> **DIRECTION**: Report, as a bare number, how many lines contain the string "this".

> **GIVEN RECORDS**:
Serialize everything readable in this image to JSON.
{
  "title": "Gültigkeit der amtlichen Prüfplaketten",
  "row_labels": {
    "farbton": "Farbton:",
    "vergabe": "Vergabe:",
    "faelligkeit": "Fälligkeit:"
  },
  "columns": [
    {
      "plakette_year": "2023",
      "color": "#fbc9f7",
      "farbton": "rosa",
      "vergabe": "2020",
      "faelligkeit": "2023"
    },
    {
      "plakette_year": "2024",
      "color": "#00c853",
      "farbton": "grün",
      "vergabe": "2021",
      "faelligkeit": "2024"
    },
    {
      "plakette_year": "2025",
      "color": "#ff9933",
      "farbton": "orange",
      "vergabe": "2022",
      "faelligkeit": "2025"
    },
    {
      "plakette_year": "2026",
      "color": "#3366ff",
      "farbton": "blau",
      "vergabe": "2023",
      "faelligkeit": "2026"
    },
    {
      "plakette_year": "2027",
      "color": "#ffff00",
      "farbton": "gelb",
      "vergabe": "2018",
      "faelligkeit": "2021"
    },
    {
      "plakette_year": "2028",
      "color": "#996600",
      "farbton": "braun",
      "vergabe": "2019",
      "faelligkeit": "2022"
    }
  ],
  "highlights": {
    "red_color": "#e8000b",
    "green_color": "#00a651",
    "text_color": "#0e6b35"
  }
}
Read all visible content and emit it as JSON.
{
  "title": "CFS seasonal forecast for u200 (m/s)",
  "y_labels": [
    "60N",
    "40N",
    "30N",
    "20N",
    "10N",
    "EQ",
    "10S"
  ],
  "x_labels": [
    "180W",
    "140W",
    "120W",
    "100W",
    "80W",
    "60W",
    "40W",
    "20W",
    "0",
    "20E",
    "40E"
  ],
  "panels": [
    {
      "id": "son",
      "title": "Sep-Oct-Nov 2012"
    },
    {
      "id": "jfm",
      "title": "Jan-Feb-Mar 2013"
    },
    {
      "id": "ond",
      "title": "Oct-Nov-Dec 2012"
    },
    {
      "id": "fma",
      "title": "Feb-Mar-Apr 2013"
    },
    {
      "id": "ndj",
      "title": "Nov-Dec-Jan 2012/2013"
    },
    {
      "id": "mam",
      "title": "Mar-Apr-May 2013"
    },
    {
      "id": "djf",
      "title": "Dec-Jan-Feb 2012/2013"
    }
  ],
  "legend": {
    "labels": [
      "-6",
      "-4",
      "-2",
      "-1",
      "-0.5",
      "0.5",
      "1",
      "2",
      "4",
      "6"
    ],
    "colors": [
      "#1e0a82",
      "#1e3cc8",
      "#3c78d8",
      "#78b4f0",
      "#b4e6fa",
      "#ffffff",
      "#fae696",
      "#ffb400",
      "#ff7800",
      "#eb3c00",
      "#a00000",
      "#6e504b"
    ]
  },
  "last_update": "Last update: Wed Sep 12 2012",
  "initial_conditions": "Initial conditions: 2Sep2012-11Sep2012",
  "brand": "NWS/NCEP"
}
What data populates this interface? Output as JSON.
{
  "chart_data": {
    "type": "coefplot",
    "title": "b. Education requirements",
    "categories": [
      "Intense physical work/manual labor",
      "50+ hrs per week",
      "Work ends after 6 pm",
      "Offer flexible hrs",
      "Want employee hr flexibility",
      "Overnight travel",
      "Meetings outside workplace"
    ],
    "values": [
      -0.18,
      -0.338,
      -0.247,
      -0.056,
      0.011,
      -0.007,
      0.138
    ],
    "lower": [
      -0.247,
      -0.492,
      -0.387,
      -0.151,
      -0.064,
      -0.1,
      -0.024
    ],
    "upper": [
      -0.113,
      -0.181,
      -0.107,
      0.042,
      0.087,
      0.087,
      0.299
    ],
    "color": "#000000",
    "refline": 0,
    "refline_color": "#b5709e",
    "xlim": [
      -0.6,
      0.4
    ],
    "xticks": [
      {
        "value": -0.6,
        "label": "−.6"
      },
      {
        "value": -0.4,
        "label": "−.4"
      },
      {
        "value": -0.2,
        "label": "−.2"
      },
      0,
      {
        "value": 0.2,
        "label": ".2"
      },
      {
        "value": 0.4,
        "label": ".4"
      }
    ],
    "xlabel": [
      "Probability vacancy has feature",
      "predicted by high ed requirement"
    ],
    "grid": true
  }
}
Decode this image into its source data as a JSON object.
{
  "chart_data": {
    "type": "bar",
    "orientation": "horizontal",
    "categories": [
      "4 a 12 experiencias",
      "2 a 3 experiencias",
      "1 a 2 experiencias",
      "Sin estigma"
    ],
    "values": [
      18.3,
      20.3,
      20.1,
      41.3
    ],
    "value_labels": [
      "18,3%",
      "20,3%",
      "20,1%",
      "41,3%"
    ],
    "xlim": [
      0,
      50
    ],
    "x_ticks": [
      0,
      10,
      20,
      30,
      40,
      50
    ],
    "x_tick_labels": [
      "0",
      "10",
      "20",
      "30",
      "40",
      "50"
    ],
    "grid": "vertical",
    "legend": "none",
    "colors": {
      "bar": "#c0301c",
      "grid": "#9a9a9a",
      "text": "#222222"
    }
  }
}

> **EXERCISE SOLUTION**: 3